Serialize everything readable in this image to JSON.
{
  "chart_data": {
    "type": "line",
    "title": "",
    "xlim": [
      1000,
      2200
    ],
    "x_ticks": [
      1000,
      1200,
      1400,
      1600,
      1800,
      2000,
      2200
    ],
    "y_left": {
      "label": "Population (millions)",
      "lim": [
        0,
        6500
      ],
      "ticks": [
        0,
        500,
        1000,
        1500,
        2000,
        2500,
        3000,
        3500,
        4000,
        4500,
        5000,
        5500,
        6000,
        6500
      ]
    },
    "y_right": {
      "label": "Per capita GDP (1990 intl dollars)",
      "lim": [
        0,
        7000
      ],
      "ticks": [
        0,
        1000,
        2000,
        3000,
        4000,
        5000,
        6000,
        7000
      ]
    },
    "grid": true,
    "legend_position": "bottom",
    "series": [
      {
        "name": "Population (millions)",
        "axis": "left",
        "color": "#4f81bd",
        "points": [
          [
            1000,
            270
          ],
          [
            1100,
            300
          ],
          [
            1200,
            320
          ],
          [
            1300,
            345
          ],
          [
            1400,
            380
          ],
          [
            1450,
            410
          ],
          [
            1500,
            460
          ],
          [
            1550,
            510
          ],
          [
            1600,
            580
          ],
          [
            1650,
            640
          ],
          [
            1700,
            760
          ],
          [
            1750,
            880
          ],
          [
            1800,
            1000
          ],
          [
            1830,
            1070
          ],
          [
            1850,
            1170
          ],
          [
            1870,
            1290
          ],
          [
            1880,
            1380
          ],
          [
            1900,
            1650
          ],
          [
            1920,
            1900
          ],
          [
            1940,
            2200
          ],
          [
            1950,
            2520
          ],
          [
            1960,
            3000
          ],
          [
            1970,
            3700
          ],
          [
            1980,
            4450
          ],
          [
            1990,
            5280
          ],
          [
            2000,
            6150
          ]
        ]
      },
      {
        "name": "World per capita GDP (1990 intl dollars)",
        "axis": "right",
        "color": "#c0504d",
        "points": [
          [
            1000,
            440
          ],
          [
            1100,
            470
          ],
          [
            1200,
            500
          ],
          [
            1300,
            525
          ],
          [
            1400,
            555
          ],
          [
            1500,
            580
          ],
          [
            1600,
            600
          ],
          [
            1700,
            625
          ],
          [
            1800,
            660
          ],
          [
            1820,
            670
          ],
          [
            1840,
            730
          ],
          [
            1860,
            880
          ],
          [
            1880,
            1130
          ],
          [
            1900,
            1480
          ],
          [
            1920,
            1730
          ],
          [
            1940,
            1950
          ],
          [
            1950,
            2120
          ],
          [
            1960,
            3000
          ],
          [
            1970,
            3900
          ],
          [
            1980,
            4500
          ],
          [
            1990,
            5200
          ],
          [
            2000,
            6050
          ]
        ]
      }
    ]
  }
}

Problem: Copy each line of the listing that includes "name".

Answer to this problem:
        "name": "Population (millions)",
        "name": "World per capita GDP (1990 intl dollars)",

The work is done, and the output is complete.